* _What you will do_
Track down each line that has the word "CoraFluor" and copy it.

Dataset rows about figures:
::::::::::
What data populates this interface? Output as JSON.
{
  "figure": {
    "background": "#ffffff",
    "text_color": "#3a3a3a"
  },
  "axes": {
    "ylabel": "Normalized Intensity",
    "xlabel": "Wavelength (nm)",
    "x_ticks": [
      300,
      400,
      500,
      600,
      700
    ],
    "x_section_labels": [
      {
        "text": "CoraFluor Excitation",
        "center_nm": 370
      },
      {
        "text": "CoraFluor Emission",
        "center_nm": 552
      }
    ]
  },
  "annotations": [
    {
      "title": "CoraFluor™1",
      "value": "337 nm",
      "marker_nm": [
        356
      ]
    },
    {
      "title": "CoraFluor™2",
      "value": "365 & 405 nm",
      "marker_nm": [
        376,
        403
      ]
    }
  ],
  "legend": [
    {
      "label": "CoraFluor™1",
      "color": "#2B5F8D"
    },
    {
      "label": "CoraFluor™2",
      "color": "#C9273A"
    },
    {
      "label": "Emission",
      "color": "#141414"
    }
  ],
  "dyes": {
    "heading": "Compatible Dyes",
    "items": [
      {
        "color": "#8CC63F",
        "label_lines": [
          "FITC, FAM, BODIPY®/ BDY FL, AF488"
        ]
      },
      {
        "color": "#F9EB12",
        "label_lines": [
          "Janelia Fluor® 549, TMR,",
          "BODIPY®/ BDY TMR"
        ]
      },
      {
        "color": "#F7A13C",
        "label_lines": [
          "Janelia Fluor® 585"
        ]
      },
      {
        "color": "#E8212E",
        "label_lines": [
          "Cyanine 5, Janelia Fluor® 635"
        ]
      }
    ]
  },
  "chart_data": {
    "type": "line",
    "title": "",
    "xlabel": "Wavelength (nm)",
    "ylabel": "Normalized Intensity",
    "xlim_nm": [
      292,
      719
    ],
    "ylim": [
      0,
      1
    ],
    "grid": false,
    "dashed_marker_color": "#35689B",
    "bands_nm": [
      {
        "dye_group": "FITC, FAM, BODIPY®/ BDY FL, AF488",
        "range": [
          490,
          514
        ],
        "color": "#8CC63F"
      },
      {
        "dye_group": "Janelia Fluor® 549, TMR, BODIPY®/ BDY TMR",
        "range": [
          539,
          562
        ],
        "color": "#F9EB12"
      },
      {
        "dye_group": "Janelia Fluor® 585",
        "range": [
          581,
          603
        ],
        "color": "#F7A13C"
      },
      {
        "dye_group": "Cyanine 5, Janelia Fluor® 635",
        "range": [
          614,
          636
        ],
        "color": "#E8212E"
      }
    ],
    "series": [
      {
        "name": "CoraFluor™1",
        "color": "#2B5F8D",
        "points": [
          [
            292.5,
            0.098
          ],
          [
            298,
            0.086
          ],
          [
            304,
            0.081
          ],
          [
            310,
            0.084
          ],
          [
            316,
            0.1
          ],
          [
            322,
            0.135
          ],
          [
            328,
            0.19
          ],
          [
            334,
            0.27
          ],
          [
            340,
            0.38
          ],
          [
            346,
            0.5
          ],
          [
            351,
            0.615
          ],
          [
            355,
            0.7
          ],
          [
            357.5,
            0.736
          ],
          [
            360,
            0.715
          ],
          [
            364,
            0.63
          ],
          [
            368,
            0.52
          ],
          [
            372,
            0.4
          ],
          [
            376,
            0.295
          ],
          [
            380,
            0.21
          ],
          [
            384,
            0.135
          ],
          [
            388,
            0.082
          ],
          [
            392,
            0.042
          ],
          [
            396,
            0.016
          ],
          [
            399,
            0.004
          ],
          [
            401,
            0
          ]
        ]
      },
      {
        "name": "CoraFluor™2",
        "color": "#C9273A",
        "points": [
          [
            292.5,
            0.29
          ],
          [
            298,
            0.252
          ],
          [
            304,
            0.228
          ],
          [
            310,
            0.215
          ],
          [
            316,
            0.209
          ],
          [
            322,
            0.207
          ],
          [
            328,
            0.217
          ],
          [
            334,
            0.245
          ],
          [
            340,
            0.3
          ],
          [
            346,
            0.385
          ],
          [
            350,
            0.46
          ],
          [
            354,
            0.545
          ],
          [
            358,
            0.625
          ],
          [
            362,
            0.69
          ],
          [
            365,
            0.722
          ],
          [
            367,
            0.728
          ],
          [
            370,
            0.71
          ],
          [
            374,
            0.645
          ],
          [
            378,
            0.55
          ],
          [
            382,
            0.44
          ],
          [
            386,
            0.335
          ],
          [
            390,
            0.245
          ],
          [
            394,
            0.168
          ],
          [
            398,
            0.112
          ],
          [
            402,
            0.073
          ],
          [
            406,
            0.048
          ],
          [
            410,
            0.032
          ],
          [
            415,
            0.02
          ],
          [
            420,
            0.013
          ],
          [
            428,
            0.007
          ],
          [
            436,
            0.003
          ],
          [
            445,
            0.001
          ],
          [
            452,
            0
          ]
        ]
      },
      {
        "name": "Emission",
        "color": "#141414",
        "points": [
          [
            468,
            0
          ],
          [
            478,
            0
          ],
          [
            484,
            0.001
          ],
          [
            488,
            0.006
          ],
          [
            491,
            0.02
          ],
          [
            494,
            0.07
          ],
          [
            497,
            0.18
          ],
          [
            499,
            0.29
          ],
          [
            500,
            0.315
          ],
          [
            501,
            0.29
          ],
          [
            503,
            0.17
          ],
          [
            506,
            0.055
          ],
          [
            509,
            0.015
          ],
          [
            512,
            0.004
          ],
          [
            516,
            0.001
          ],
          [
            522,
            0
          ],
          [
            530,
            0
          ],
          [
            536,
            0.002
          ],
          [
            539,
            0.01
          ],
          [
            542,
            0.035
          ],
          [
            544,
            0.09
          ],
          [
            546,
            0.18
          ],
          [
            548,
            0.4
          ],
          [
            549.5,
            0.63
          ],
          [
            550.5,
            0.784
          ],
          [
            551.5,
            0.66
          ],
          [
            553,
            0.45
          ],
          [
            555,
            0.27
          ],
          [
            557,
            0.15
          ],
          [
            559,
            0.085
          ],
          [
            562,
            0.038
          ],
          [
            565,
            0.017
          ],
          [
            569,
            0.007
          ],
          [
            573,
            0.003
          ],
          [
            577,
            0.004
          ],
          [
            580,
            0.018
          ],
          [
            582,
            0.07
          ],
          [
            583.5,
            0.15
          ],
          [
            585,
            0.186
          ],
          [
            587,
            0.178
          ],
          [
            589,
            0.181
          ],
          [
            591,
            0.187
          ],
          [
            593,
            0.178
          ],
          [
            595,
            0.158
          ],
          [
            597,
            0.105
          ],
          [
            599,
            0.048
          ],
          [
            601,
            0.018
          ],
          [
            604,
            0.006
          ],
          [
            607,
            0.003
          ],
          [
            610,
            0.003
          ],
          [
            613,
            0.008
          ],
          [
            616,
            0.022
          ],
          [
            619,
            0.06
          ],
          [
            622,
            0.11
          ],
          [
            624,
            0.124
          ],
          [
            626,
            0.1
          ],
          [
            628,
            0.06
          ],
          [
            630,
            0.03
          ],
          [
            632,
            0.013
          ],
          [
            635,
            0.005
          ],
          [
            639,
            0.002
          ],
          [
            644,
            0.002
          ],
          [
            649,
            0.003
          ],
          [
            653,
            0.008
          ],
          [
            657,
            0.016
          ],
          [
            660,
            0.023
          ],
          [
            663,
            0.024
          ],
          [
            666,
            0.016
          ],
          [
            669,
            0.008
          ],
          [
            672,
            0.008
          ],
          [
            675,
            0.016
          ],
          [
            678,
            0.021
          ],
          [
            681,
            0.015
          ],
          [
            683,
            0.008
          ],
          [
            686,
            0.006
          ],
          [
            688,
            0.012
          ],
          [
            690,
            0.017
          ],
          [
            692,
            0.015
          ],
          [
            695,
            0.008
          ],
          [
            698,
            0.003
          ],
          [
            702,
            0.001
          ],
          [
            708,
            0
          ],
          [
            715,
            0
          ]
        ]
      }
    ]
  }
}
::::::::::
* _Solution_
        "text": "CoraFluor Excitation",
        "text": "CoraFluor Emission",
      "title": "CoraFluor™1",
      "title": "CoraFluor™2",
      "label": "CoraFluor™1",
      "label": "CoraFluor™2",
        "name": "CoraFluor™1",
        "name": "CoraFluor™2",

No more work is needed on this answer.